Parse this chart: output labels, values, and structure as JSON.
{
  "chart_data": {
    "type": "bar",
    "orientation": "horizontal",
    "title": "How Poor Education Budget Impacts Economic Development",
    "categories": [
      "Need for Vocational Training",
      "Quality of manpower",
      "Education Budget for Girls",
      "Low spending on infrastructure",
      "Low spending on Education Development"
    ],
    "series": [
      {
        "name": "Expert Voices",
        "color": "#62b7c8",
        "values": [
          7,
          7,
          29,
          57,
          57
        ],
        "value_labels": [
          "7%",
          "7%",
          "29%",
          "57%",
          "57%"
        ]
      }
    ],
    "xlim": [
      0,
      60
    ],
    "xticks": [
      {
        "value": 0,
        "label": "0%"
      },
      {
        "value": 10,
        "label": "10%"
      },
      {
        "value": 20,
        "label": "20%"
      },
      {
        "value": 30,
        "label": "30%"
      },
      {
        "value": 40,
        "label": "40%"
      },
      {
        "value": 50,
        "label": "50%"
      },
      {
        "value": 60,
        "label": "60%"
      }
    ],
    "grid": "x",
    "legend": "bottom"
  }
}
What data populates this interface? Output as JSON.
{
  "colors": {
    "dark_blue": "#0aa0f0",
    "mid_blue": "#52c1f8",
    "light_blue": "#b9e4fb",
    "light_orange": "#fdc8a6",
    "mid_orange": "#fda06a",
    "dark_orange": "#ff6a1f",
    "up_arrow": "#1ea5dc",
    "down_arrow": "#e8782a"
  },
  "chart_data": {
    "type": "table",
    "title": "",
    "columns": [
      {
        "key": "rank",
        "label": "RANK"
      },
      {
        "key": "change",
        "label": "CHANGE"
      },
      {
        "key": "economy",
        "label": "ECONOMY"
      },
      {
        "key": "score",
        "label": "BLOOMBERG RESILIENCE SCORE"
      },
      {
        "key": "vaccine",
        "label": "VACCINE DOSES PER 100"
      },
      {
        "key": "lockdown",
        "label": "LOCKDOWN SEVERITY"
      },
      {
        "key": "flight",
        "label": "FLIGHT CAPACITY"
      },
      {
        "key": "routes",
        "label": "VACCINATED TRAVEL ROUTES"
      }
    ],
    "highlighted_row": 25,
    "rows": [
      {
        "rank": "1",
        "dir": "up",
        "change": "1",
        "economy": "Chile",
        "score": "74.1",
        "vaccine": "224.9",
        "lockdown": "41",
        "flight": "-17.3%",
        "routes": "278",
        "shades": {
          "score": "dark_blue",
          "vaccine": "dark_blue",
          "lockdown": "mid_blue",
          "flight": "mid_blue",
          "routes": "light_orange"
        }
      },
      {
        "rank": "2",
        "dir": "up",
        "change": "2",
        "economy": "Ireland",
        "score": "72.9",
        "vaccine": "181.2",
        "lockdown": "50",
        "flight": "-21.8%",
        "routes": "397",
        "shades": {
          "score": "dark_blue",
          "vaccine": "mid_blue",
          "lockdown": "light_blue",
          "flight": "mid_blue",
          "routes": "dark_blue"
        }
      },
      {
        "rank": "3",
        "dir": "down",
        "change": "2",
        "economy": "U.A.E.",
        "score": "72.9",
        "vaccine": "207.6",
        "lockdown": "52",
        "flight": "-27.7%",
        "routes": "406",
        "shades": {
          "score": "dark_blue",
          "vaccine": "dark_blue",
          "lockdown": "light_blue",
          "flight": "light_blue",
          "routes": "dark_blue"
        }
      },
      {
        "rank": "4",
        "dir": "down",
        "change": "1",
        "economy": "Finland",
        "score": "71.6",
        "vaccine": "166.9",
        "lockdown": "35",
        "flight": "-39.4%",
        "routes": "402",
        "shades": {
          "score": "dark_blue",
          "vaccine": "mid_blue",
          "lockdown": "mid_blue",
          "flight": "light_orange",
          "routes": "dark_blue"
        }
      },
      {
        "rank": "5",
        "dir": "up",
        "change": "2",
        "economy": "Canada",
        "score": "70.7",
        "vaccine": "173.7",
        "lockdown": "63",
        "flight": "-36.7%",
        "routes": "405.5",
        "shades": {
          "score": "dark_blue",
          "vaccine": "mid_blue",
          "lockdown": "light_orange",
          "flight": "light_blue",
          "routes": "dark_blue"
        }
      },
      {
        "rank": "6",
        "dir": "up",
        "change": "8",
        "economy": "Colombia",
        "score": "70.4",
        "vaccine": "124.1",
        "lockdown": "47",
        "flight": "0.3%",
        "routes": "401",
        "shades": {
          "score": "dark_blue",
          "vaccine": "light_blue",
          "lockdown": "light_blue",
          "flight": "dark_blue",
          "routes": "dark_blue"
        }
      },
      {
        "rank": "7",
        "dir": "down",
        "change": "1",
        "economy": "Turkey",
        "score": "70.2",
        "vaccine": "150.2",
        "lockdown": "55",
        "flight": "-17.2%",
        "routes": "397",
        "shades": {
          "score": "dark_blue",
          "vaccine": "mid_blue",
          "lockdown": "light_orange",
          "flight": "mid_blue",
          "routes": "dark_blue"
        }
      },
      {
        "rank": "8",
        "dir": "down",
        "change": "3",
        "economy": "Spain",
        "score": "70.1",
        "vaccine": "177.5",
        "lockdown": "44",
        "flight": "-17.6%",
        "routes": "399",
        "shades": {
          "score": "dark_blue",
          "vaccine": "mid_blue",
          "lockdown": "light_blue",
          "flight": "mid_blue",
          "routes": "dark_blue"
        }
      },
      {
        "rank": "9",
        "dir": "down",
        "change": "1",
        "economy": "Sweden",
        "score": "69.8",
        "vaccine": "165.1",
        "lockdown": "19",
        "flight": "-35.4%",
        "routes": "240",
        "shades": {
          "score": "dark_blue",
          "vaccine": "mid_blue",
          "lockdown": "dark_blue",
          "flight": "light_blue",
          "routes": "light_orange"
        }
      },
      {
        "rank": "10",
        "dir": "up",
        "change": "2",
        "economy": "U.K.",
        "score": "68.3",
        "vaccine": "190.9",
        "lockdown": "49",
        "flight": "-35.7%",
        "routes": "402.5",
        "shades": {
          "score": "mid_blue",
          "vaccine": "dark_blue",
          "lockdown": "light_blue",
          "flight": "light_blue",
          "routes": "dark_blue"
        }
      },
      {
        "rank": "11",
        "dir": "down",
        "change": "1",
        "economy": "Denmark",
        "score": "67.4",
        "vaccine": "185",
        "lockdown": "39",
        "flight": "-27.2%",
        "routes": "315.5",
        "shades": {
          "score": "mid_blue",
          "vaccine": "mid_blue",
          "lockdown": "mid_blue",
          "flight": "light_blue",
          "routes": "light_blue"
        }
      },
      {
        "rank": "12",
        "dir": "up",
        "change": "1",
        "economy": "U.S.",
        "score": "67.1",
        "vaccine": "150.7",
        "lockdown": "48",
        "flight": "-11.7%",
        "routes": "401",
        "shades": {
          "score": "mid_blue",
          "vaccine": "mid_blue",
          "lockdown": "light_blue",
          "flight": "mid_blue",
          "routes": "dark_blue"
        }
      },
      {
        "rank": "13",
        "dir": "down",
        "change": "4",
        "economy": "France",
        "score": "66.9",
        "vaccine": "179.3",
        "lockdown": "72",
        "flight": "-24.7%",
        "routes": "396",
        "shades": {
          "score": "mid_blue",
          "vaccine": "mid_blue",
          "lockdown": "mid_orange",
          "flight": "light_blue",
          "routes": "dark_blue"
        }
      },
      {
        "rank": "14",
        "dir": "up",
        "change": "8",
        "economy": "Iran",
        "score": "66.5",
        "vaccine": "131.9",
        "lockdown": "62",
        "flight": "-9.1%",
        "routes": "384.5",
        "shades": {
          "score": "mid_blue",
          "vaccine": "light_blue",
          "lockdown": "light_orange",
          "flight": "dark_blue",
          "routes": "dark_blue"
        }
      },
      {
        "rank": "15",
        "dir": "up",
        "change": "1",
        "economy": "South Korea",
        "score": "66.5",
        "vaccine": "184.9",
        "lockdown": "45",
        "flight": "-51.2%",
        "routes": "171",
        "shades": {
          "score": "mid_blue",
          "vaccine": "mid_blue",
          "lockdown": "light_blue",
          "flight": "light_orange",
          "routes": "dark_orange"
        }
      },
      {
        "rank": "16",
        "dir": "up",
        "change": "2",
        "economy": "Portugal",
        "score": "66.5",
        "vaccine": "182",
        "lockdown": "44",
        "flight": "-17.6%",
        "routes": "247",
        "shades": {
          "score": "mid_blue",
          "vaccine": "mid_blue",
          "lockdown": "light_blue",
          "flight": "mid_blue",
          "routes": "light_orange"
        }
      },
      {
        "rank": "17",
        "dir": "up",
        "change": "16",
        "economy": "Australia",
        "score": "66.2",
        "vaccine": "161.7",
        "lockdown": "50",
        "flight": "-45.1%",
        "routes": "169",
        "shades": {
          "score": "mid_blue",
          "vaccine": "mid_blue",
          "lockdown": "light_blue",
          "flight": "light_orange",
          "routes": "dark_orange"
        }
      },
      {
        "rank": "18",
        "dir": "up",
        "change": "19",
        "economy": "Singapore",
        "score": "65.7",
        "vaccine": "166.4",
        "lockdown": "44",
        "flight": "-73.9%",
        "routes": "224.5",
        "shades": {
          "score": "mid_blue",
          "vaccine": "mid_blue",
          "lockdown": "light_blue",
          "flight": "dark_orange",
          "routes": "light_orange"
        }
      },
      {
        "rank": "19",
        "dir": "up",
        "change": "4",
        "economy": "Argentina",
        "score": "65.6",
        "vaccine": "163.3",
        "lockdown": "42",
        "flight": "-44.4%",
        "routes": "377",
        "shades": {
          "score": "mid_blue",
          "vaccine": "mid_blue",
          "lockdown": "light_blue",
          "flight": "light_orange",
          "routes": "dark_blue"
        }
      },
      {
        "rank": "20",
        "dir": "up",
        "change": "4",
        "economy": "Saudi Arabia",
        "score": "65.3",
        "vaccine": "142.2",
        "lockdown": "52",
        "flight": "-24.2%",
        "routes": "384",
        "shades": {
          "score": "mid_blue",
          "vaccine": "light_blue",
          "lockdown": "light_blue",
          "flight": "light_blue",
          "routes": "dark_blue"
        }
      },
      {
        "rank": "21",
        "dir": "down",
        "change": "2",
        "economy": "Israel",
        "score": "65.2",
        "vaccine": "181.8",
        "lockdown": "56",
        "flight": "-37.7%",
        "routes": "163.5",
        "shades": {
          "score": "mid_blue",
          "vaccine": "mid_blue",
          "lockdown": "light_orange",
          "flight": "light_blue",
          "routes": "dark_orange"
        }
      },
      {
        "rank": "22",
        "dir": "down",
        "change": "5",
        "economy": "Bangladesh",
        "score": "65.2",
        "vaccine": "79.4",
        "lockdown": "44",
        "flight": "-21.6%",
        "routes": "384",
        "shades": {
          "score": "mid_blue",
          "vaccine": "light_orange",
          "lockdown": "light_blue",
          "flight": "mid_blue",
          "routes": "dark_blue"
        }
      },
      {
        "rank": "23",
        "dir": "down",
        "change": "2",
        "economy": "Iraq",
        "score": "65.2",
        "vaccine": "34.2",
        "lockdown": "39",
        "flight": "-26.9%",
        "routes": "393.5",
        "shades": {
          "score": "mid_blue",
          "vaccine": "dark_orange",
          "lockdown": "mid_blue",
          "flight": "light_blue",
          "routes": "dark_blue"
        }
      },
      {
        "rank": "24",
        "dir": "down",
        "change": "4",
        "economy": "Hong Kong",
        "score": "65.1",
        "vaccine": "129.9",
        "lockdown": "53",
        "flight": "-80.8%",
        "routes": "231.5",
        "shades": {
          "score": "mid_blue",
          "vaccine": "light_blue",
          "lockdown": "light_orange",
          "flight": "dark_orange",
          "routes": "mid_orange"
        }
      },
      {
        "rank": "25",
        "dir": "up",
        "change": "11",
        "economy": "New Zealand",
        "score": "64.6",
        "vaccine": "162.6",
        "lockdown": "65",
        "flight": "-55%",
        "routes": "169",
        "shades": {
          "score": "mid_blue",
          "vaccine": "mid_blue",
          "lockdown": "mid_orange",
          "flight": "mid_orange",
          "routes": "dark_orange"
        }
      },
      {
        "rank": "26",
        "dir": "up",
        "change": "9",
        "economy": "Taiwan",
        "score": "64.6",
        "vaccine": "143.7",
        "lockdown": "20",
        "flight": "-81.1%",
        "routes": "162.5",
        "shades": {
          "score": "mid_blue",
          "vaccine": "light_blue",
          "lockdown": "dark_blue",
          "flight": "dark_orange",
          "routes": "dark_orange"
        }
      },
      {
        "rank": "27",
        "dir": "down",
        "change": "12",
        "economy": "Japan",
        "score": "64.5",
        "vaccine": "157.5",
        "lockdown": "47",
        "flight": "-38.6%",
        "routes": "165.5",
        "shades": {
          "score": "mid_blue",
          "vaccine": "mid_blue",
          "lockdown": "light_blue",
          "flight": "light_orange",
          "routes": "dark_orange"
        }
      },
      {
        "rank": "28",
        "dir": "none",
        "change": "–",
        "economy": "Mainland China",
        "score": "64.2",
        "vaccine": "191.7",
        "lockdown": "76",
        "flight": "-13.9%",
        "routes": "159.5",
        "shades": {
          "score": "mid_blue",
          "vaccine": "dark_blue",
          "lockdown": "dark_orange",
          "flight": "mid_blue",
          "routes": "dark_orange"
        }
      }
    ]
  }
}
***
Copy out every line holding the string "Budget".

    "title": "How Poor Education Budget Impacts Economic Development",
      "Education Budget for Girls",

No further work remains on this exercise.